**WRITTEN REQUEST**
Gather each line containing the string "จกรรมบำบ" from these entries.

**RECORDS FOR THE TASK**
+---+

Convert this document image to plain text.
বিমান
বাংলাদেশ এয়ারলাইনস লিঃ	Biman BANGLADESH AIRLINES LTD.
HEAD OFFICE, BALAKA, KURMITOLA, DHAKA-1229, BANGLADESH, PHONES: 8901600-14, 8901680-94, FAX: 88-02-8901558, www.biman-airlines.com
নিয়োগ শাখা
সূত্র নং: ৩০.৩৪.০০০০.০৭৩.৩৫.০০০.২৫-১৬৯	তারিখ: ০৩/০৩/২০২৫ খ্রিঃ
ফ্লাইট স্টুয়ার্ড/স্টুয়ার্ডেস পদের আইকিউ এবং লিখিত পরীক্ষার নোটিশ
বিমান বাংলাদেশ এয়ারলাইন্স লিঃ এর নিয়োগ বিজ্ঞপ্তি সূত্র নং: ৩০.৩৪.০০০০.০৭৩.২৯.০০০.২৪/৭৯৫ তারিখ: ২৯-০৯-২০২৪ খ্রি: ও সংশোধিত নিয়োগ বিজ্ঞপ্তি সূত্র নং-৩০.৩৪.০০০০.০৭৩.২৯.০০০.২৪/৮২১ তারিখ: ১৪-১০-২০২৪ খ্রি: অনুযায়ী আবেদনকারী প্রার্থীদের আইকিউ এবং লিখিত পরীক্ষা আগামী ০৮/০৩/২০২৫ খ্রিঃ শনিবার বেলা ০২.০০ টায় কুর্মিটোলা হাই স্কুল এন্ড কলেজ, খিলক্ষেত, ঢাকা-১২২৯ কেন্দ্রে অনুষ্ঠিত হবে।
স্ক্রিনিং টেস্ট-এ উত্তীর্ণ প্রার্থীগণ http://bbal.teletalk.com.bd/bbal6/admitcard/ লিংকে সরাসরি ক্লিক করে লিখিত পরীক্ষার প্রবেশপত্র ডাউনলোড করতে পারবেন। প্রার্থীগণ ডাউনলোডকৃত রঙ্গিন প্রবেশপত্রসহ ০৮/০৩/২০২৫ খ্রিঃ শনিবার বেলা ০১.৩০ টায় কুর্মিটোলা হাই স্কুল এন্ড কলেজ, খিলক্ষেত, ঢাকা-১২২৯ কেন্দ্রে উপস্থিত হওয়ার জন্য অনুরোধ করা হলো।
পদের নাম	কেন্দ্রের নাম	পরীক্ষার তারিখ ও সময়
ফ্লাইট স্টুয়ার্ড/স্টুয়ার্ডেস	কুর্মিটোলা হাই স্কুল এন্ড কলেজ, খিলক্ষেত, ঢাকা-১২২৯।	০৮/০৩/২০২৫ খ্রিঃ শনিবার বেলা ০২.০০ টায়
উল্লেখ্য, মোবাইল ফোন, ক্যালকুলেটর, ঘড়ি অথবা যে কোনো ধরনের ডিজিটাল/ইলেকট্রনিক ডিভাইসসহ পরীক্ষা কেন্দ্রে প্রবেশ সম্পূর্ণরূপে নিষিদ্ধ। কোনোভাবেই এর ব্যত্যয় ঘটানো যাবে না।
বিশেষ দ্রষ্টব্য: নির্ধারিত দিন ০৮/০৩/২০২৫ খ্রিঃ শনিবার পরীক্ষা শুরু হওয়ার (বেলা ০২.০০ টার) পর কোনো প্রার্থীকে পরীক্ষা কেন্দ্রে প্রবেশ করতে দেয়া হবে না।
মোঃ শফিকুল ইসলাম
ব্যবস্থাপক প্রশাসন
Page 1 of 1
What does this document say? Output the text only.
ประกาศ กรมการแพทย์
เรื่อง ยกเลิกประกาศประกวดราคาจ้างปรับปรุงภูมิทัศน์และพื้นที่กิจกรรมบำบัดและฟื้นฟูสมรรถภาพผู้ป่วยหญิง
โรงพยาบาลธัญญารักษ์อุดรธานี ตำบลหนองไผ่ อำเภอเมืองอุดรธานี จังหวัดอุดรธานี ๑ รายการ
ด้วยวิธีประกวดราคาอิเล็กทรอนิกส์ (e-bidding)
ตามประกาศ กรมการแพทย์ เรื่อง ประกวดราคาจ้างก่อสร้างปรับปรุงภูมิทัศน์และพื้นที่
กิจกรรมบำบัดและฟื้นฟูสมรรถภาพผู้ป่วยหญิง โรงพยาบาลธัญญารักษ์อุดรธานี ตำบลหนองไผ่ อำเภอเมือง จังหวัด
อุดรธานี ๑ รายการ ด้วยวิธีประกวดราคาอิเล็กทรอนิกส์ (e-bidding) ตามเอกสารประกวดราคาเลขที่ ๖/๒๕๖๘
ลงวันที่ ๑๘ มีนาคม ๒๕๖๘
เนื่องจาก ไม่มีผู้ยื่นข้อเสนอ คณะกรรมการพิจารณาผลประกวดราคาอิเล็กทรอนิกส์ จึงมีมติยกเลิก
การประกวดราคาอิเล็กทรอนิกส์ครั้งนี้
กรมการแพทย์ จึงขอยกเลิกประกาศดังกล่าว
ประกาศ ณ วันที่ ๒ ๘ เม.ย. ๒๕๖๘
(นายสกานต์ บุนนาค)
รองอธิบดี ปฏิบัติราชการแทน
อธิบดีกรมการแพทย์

+---+

**WRITTEN RESPONSE**
เรื่อง ยกเลิกประกาศประกวดราคาจ้างปรับปรุงภูมิทัศน์และพื้นที่กิจกรรมบำบัดและฟื้นฟูสมรรถภาพผู้ป่วยหญิง
กิจกรรมบำบัดและฟื้นฟูสมรรถภาพผู้ป่วยหญิง โรงพยาบาลธัญญารักษ์อุดรธานี ตำบลหนองไผ่ อำเภอเมือง จังหวัด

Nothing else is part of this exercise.